## Start DATA IN THIS EXERCISE
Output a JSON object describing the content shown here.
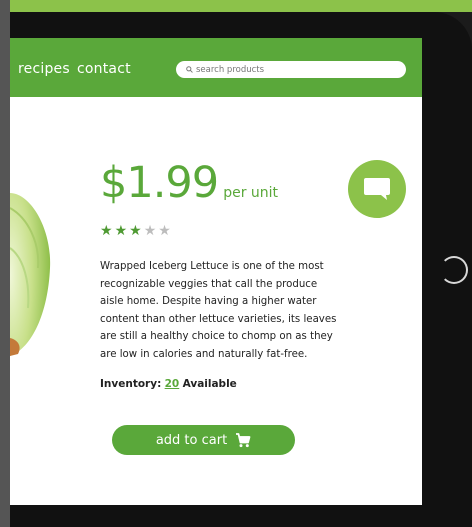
{
  "nav": {
    "links": [
      "recipes",
      "contact"
    ],
    "search_placeholder": "search products"
  },
  "product": {
    "price": "$1.99",
    "price_unit": "per unit",
    "rating": 3,
    "rating_max": 5,
    "description": "Wrapped Iceberg Lettuce is one of the most recognizable veggies that call the produce aisle home. Despite having a higher water content than other lettuce varieties, its leaves are still a healthy choice to chomp on as they are low in calories and naturally fat-free.",
    "inventory_label": "Inventory:",
    "inventory_count": "20",
    "inventory_suffix": "Available"
  },
  "cart": {
    "label": "add to cart"
  },
  "icons": {
    "chat": "chat-bubble-icon",
    "cart": "cart-icon",
    "search": "search-icon",
    "star": "star-icon"
  },
  "colors": {
    "brand_green": "#5aa83a",
    "light_green": "#8cc24a",
    "star_filled": "#4f9a33",
    "star_empty": "#bdbdbd"
  }
}
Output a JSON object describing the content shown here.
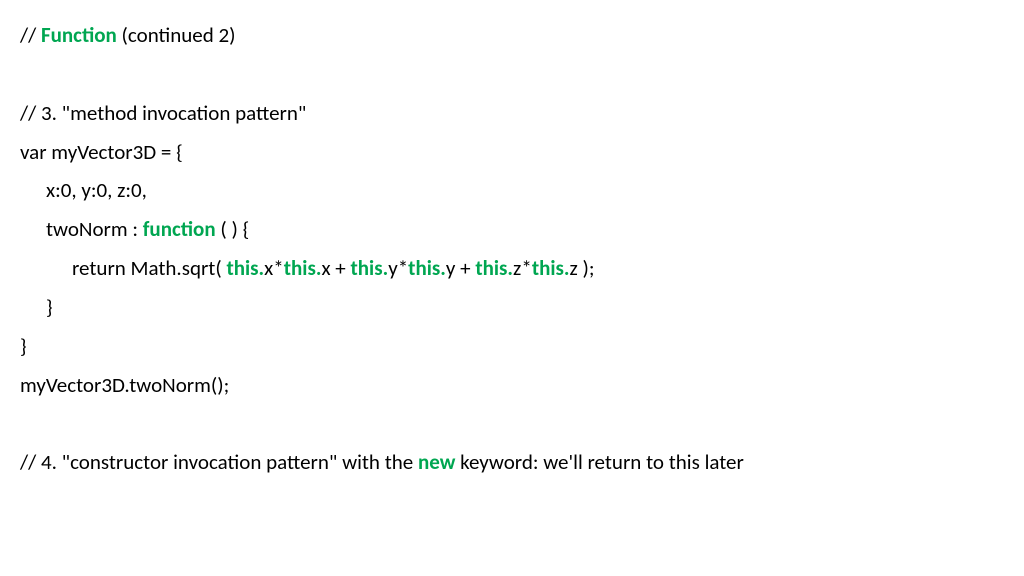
{
  "lines": {
    "l1_a": "// ",
    "l1_b": "Function",
    "l1_c": " (continued 2)",
    "l2_a": "// 3. \"method invocation pattern\"",
    "l3_a": "var myVector3D = {",
    "l4_a": "x:0, y:0, z:0,",
    "l5_a": "twoNorm : ",
    "l5_b": "function",
    "l5_c": " ( ) {",
    "l6_a": "return Math.sqrt( ",
    "l6_t1": "this.",
    "l6_x1": "x*",
    "l6_t2": "this.",
    "l6_x2": "x + ",
    "l6_t3": "this.",
    "l6_y1": "y*",
    "l6_t4": "this.",
    "l6_y2": "y + ",
    "l6_t5": "this.",
    "l6_z1": "z*",
    "l6_t6": "this.",
    "l6_z2": "z );",
    "l7_a": "}",
    "l8_a": "}",
    "l9_a": "myVector3D.twoNorm();",
    "l10_a": "// 4. \"constructor invocation pattern\" with the ",
    "l10_b": "new",
    "l10_c": " keyword: we'll return to this later"
  }
}
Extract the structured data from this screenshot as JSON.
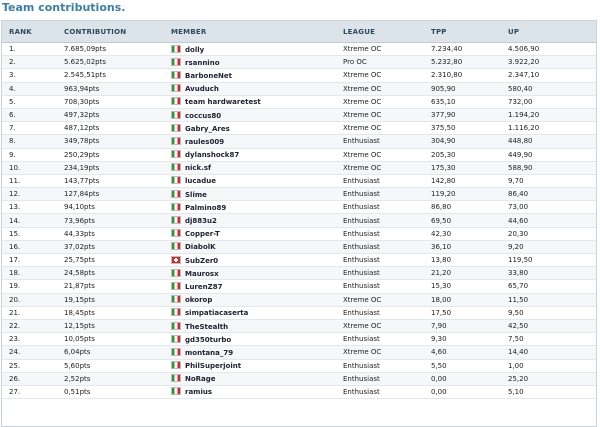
{
  "title": "Team contributions.",
  "columns": [
    "RANK",
    "CONTRIBUTION",
    "MEMBER",
    "LEAGUE",
    "TPP",
    "UP"
  ],
  "colors": {
    "title": "#3a7fa8",
    "header_bg": "#dce4ea"
  },
  "rows": [
    {
      "rank": "1.",
      "contribution": "7.685,09pts",
      "flag": "it",
      "member": "dolly",
      "league": "Xtreme OC",
      "tpp": "7.234,40",
      "up": "4.506,90"
    },
    {
      "rank": "2.",
      "contribution": "5.625,02pts",
      "flag": "it",
      "member": "rsannino",
      "league": "Pro OC",
      "tpp": "5.232,80",
      "up": "3.922,20"
    },
    {
      "rank": "3.",
      "contribution": "2.545,51pts",
      "flag": "it",
      "member": "BarboneNet",
      "league": "Xtreme OC",
      "tpp": "2.310,80",
      "up": "2.347,10"
    },
    {
      "rank": "4.",
      "contribution": "963,94pts",
      "flag": "it",
      "member": "Avuduch",
      "league": "Xtreme OC",
      "tpp": "905,90",
      "up": "580,40"
    },
    {
      "rank": "5.",
      "contribution": "708,30pts",
      "flag": "it",
      "member": "team hardwaretest",
      "league": "Xtreme OC",
      "tpp": "635,10",
      "up": "732,00"
    },
    {
      "rank": "6.",
      "contribution": "497,32pts",
      "flag": "it",
      "member": "coccus80",
      "league": "Xtreme OC",
      "tpp": "377,90",
      "up": "1.194,20"
    },
    {
      "rank": "7.",
      "contribution": "487,12pts",
      "flag": "it",
      "member": "Gabry_Ares",
      "league": "Xtreme OC",
      "tpp": "375,50",
      "up": "1.116,20"
    },
    {
      "rank": "8.",
      "contribution": "349,78pts",
      "flag": "it",
      "member": "raules009",
      "league": "Enthusiast",
      "tpp": "304,90",
      "up": "448,80"
    },
    {
      "rank": "9.",
      "contribution": "250,29pts",
      "flag": "it",
      "member": "dylanshock87",
      "league": "Xtreme OC",
      "tpp": "205,30",
      "up": "449,90"
    },
    {
      "rank": "10.",
      "contribution": "234,19pts",
      "flag": "it",
      "member": "nick.sf",
      "league": "Xtreme OC",
      "tpp": "175,30",
      "up": "588,90"
    },
    {
      "rank": "11.",
      "contribution": "143,77pts",
      "flag": "it",
      "member": "lucadue",
      "league": "Enthusiast",
      "tpp": "142,80",
      "up": "9,70"
    },
    {
      "rank": "12.",
      "contribution": "127,84pts",
      "flag": "it",
      "member": "Slime",
      "league": "Enthusiast",
      "tpp": "119,20",
      "up": "86,40"
    },
    {
      "rank": "13.",
      "contribution": "94,10pts",
      "flag": "it",
      "member": "Palmino89",
      "league": "Enthusiast",
      "tpp": "86,80",
      "up": "73,00"
    },
    {
      "rank": "14.",
      "contribution": "73,96pts",
      "flag": "it",
      "member": "dj883u2",
      "league": "Enthusiast",
      "tpp": "69,50",
      "up": "44,60"
    },
    {
      "rank": "15.",
      "contribution": "44,33pts",
      "flag": "it",
      "member": "Copper-T",
      "league": "Enthusiast",
      "tpp": "42,30",
      "up": "20,30"
    },
    {
      "rank": "16.",
      "contribution": "37,02pts",
      "flag": "it",
      "member": "DiabolK",
      "league": "Enthusiast",
      "tpp": "36,10",
      "up": "9,20"
    },
    {
      "rank": "17.",
      "contribution": "25,75pts",
      "flag": "ch",
      "member": "SubZer0",
      "league": "Enthusiast",
      "tpp": "13,80",
      "up": "119,50"
    },
    {
      "rank": "18.",
      "contribution": "24,58pts",
      "flag": "it",
      "member": "Maurosx",
      "league": "Enthusiast",
      "tpp": "21,20",
      "up": "33,80"
    },
    {
      "rank": "19.",
      "contribution": "21,87pts",
      "flag": "it",
      "member": "LurenZ87",
      "league": "Enthusiast",
      "tpp": "15,30",
      "up": "65,70"
    },
    {
      "rank": "20.",
      "contribution": "19,15pts",
      "flag": "it",
      "member": "okorop",
      "league": "Xtreme OC",
      "tpp": "18,00",
      "up": "11,50"
    },
    {
      "rank": "21.",
      "contribution": "18,45pts",
      "flag": "it",
      "member": "simpatiacaserta",
      "league": "Enthusiast",
      "tpp": "17,50",
      "up": "9,50"
    },
    {
      "rank": "22.",
      "contribution": "12,15pts",
      "flag": "it",
      "member": "TheStealth",
      "league": "Xtreme OC",
      "tpp": "7,90",
      "up": "42,50"
    },
    {
      "rank": "23.",
      "contribution": "10,05pts",
      "flag": "it",
      "member": "gd350turbo",
      "league": "Enthusiast",
      "tpp": "9,30",
      "up": "7,50"
    },
    {
      "rank": "24.",
      "contribution": "6,04pts",
      "flag": "it",
      "member": "montana_79",
      "league": "Xtreme OC",
      "tpp": "4,60",
      "up": "14,40"
    },
    {
      "rank": "25.",
      "contribution": "5,60pts",
      "flag": "it",
      "member": "PhilSuperjoint",
      "league": "Enthusiast",
      "tpp": "5,50",
      "up": "1,00"
    },
    {
      "rank": "26.",
      "contribution": "2,52pts",
      "flag": "it",
      "member": "NoRage",
      "league": "Enthusiast",
      "tpp": "0,00",
      "up": "25,20"
    },
    {
      "rank": "27.",
      "contribution": "0,51pts",
      "flag": "it",
      "member": "ramius",
      "league": "Enthusiast",
      "tpp": "0,00",
      "up": "5,10"
    }
  ]
}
## End DATA IN THIS EXERCISE
GOAL:
Your task is to reproduce all of the material exactly. The pictures stay out.

CORRECT ANSWER:
Output a JSON object describing the content shown here.
{
  "nav": {
    "links": [
      "recipes",
      "contact"
    ],
    "search_placeholder": "search products"
  },
  "product": {
    "price": "$1.99",
    "price_unit": "per unit",
    "rating": 3,
    "rating_max": 5,
    "description": "Wrapped Iceberg Lettuce is one of the most recognizable veggies that call the produce aisle home. Despite having a higher water content than other lettuce varieties, its leaves are still a healthy choice to chomp on as they are low in calories and naturally fat-free.",
    "inventory_label": "Inventory:",
    "inventory_count": "20",
    "inventory_suffix": "Available"
  },
  "cart": {
    "label": "add to cart"
  },
  "icons": {
    "chat": "chat-bubble-icon",
    "cart": "cart-icon",
    "search": "search-icon",
    "star": "star-icon"
  },
  "colors": {
    "brand_green": "#5aa83a",
    "light_green": "#8cc24a",
    "star_filled": "#4f9a33",
    "star_empty": "#bdbdbd"
  }
}
Output a JSON object describing the content shown here.
{
  "lines": {
    "l1_a": "// ",
    "l1_b": "Function",
    "l1_c": " (continued 2)",
    "l2_a": "// 3. \"method invocation pattern\"",
    "l3_a": "var myVector3D = {",
    "l4_a": "x:0, y:0, z:0,",
    "l5_a": "twoNorm : ",
    "l5_b": "function",
    "l5_c": " ( ) {",
    "l6_a": "return Math.sqrt( ",
    "l6_t1": "this.",
    "l6_x1": "x*",
    "l6_t2": "this.",
    "l6_x2": "x + ",
    "l6_t3": "this.",
    "l6_y1": "y*",
    "l6_t4": "this.",
    "l6_y2": "y + ",
    "l6_t5": "this.",
    "l6_z1": "z*",
    "l6_t6": "this.",
    "l6_z2": "z );",
    "l7_a": "}",
    "l8_a": "}",
    "l9_a": "myVector3D.twoNorm();",
    "l10_a": "// 4. \"constructor invocation pattern\" with the ",
    "l10_b": "new",
    "l10_c": " keyword: we'll return to this later"
  }
}
Extract the structured data from this screenshot as JSON.
{
  "title": "Team contributions.",
  "columns": [
    "RANK",
    "CONTRIBUTION",
    "MEMBER",
    "LEAGUE",
    "TPP",
    "UP"
  ],
  "colors": {
    "title": "#3a7fa8",
    "header_bg": "#dce4ea"
  },
  "rows": [
    {
      "rank": "1.",
      "contribution": "7.685,09pts",
      "flag": "it",
      "member": "dolly",
      "league": "Xtreme OC",
      "tpp": "7.234,40",
      "up": "4.506,90"
    },
    {
      "rank": "2.",
      "contribution": "5.625,02pts",
      "flag": "it",
      "member": "rsannino",
      "league": "Pro OC",
      "tpp": "5.232,80",
      "up": "3.922,20"
    },
    {
      "rank": "3.",
      "contribution": "2.545,51pts",
      "flag": "it",
      "member": "BarboneNet",
      "league": "Xtreme OC",
      "tpp": "2.310,80",
      "up": "2.347,10"
    },
    {
      "rank": "4.",
      "contribution": "963,94pts",
      "flag": "it",
      "member": "Avuduch",
      "league": "Xtreme OC",
      "tpp": "905,90",
      "up": "580,40"
    },
    {
      "rank": "5.",
      "contribution": "708,30pts",
      "flag": "it",
      "member": "team hardwaretest",
      "league": "Xtreme OC",
      "tpp": "635,10",
      "up": "732,00"
    },
    {
      "rank": "6.",
      "contribution": "497,32pts",
      "flag": "it",
      "member": "coccus80",
      "league": "Xtreme OC",
      "tpp": "377,90",
      "up": "1.194,20"
    },
    {
      "rank": "7.",
      "contribution": "487,12pts",
      "flag": "it",
      "member": "Gabry_Ares",
      "league": "Xtreme OC",
      "tpp": "375,50",
      "up": "1.116,20"
    },
    {
      "rank": "8.",
      "contribution": "349,78pts",
      "flag": "it",
      "member": "raules009",
      "league": "Enthusiast",
      "tpp": "304,90",
      "up": "448,80"
    },
    {
      "rank": "9.",
      "contribution": "250,29pts",
      "flag": "it",
      "member": "dylanshock87",
      "league": "Xtreme OC",
      "tpp": "205,30",
      "up": "449,90"
    },
    {
      "rank": "10.",
      "contribution": "234,19pts",
      "flag": "it",
      "member": "nick.sf",
      "league": "Xtreme OC",
      "tpp": "175,30",
      "up": "588,90"
    },
    {
      "rank": "11.",
      "contribution": "143,77pts",
      "flag": "it",
      "member": "lucadue",
      "league": "Enthusiast",
      "tpp": "142,80",
      "up": "9,70"
    },
    {
      "rank": "12.",
      "contribution": "127,84pts",
      "flag": "it",
      "member": "Slime",
      "league": "Enthusiast",
      "tpp": "119,20",
      "up": "86,40"
    },
    {
      "rank": "13.",
      "contribution": "94,10pts",
      "flag": "it",
      "member": "Palmino89",
      "league": "Enthusiast",
      "tpp": "86,80",
      "up": "73,00"
    },
    {
      "rank": "14.",
      "contribution": "73,96pts",
      "flag": "it",
      "member": "dj883u2",
      "league": "Enthusiast",
      "tpp": "69,50",
      "up": "44,60"
    },
    {
      "rank": "15.",
      "contribution": "44,33pts",
      "flag": "it",
      "member": "Copper-T",
      "league": "Enthusiast",
      "tpp": "42,30",
      "up": "20,30"
    },
    {
      "rank": "16.",
      "contribution": "37,02pts",
      "flag": "it",
      "member": "DiabolK",
      "league": "Enthusiast",
      "tpp": "36,10",
      "up": "9,20"
    },
    {
      "rank": "17.",
      "contribution": "25,75pts",
      "flag": "ch",
      "member": "SubZer0",
      "league": "Enthusiast",
      "tpp": "13,80",
      "up": "119,50"
    },
    {
      "rank": "18.",
      "contribution": "24,58pts",
      "flag": "it",
      "member": "Maurosx",
      "league": "Enthusiast",
      "tpp": "21,20",
      "up": "33,80"
    },
    {
      "rank": "19.",
      "contribution": "21,87pts",
      "flag": "it",
      "member": "LurenZ87",
      "league": "Enthusiast",
      "tpp": "15,30",
      "up": "65,70"
    },
    {
      "rank": "20.",
      "contribution": "19,15pts",
      "flag": "it",
      "member": "okorop",
      "league": "Xtreme OC",
      "tpp": "18,00",
      "up": "11,50"
    },
    {
      "rank": "21.",
      "contribution": "18,45pts",
      "flag": "it",
      "member": "simpatiacaserta",
      "league": "Enthusiast",
      "tpp": "17,50",
      "up": "9,50"
    },
    {
      "rank": "22.",
      "contribution": "12,15pts",
      "flag": "it",
      "member": "TheStealth",
      "league": "Xtreme OC",
      "tpp": "7,90",
      "up": "42,50"
    },
    {
      "rank": "23.",
      "contribution": "10,05pts",
      "flag": "it",
      "member": "gd350turbo",
      "league": "Enthusiast",
      "tpp": "9,30",
      "up": "7,50"
    },
    {
      "rank": "24.",
      "contribution": "6,04pts",
      "flag": "it",
      "member": "montana_79",
      "league": "Xtreme OC",
      "tpp": "4,60",
      "up": "14,40"
    },
    {
      "rank": "25.",
      "contribution": "5,60pts",
      "flag": "it",
      "member": "PhilSuperjoint",
      "league": "Enthusiast",
      "tpp": "5,50",
      "up": "1,00"
    },
    {
      "rank": "26.",
      "contribution": "2,52pts",
      "flag": "it",
      "member": "NoRage",
      "league": "Enthusiast",
      "tpp": "0,00",
      "up": "25,20"
    },
    {
      "rank": "27.",
      "contribution": "0,51pts",
      "flag": "it",
      "member": "ramius",
      "league": "Enthusiast",
      "tpp": "0,00",
      "up": "5,10"
    }
  ]
}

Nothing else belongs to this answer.